Provided records:
■ ■ ■ ■ ■

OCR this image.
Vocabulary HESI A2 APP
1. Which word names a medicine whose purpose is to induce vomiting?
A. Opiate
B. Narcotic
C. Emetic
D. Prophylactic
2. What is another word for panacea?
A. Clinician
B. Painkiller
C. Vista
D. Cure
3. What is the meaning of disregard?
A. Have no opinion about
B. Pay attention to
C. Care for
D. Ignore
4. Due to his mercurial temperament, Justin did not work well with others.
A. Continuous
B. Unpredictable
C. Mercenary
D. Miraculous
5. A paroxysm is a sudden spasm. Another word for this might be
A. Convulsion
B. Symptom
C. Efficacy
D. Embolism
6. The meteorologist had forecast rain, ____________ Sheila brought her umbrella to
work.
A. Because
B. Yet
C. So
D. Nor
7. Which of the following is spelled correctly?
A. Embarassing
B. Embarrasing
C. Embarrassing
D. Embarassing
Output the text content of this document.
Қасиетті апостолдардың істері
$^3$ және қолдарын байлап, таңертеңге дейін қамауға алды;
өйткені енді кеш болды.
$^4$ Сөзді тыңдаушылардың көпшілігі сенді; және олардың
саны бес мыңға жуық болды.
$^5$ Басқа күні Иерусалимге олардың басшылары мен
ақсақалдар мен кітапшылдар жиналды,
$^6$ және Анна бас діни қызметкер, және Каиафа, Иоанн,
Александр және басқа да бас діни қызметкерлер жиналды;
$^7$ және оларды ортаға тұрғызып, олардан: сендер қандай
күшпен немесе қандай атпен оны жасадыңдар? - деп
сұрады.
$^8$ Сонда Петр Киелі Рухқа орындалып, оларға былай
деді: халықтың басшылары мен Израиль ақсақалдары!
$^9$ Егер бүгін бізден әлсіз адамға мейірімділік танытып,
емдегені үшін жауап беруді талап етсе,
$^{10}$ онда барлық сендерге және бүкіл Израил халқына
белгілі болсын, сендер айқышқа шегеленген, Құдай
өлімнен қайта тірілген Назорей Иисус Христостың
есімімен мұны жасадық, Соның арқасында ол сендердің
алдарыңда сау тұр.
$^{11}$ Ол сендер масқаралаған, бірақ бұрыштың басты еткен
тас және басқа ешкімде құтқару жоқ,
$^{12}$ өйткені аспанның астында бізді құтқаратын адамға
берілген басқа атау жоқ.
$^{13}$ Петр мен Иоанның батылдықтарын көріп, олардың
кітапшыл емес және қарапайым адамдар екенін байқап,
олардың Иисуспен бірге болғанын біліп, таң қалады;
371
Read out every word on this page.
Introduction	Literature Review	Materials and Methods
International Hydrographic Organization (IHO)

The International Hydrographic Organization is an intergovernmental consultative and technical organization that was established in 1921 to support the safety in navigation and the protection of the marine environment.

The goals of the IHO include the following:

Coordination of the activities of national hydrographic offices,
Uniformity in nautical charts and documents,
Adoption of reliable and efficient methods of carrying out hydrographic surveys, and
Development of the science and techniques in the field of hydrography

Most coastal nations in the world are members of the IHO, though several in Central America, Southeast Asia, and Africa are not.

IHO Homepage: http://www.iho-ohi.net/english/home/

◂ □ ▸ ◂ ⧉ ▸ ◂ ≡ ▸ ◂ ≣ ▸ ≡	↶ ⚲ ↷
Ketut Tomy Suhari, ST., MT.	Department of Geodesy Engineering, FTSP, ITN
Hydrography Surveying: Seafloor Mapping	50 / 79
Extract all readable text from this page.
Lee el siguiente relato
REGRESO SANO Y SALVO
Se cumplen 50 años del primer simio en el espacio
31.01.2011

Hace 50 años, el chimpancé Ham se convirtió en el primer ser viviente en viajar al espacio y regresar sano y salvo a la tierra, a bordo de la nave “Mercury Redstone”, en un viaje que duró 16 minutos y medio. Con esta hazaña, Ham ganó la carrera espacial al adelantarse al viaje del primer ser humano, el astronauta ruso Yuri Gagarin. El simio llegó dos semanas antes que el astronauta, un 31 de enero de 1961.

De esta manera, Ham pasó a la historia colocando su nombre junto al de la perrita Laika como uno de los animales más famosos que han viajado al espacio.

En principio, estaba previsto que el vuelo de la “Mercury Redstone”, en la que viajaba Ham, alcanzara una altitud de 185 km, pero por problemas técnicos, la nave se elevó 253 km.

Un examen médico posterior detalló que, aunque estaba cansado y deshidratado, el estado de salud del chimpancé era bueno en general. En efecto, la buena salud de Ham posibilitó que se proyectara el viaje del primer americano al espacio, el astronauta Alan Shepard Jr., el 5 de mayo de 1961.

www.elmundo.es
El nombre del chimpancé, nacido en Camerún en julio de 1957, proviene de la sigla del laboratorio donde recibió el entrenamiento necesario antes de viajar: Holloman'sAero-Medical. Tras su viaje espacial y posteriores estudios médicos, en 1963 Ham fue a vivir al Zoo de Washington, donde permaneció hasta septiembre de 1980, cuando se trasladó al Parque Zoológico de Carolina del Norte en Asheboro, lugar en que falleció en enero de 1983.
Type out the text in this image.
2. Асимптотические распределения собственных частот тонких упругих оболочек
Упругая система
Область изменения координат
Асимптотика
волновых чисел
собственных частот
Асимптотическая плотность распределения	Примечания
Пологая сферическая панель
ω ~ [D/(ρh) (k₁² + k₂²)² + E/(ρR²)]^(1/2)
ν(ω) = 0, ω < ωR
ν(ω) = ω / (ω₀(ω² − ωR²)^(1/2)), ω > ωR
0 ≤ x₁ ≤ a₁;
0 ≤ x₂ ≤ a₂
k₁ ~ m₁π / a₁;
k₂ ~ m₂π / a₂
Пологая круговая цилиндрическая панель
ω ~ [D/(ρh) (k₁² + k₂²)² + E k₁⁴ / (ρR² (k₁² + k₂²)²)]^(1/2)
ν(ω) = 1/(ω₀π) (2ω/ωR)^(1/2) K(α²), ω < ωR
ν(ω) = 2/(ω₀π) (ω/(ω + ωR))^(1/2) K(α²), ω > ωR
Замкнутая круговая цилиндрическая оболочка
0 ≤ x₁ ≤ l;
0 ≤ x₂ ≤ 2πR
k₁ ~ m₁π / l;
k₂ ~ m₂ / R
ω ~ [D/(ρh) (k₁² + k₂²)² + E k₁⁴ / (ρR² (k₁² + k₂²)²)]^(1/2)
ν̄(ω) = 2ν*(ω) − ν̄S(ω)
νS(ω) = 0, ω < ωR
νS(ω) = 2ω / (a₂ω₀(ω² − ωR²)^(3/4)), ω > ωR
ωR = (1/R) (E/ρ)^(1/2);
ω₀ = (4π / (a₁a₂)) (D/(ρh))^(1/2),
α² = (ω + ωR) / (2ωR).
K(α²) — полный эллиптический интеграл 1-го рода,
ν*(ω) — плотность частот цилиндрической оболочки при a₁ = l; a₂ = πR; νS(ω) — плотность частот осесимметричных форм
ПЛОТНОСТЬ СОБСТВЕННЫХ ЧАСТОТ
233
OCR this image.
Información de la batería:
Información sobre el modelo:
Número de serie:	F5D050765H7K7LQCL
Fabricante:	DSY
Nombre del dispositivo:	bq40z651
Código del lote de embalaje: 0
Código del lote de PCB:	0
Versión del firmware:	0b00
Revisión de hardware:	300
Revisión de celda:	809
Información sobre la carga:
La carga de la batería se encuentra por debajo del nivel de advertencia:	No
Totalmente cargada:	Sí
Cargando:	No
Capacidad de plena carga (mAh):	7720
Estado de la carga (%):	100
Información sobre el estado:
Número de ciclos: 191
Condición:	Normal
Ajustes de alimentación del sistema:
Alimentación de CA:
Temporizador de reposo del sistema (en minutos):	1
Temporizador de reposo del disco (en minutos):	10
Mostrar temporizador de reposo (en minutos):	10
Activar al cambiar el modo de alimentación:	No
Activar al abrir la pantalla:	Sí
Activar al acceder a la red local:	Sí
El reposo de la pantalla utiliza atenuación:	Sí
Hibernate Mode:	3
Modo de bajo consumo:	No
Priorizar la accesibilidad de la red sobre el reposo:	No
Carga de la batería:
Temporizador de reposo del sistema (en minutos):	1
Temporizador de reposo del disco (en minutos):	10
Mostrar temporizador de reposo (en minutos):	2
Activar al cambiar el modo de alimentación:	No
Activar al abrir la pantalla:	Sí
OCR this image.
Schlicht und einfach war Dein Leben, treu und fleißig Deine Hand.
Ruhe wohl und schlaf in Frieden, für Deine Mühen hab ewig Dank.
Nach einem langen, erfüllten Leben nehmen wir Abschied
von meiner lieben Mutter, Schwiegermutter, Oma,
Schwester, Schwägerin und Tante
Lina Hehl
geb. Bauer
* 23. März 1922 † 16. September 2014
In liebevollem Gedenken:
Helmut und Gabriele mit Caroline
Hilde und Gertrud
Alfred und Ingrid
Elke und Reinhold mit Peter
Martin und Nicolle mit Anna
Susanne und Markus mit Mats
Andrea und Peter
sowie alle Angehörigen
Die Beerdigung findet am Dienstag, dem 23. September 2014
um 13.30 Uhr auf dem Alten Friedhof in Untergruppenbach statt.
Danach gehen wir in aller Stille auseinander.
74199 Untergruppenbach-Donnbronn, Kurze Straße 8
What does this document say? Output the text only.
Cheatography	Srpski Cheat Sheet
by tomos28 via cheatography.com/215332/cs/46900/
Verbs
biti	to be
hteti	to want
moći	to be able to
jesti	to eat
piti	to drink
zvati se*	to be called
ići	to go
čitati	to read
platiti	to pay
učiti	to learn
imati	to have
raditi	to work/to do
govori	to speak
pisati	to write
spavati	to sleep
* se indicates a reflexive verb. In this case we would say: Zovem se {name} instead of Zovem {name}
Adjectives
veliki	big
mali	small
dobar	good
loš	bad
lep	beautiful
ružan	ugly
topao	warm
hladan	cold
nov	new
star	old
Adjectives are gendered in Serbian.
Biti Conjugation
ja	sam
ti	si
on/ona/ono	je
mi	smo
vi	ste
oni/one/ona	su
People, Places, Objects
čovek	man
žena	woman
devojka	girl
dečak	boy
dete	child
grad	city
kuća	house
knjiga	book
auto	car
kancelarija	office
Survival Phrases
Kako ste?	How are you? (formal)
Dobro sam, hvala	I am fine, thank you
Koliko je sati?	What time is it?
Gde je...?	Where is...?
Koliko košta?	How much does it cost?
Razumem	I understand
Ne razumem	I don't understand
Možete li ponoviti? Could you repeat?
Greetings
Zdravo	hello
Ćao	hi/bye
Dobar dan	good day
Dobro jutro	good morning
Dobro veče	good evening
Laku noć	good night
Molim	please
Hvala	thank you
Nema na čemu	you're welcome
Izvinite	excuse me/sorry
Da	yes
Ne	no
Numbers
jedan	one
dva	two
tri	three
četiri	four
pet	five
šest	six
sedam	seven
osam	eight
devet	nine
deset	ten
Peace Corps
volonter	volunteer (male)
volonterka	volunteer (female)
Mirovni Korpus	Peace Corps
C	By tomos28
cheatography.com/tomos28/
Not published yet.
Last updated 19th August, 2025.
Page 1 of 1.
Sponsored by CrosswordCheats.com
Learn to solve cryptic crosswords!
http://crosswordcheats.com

■ ■ ■ ■ ■

Required work: Out of the preceding entries, pull every line containing the string "болды".

Answer for this exercise:
өйткені енді кеш болды.
саны бес мыңға жуық болды.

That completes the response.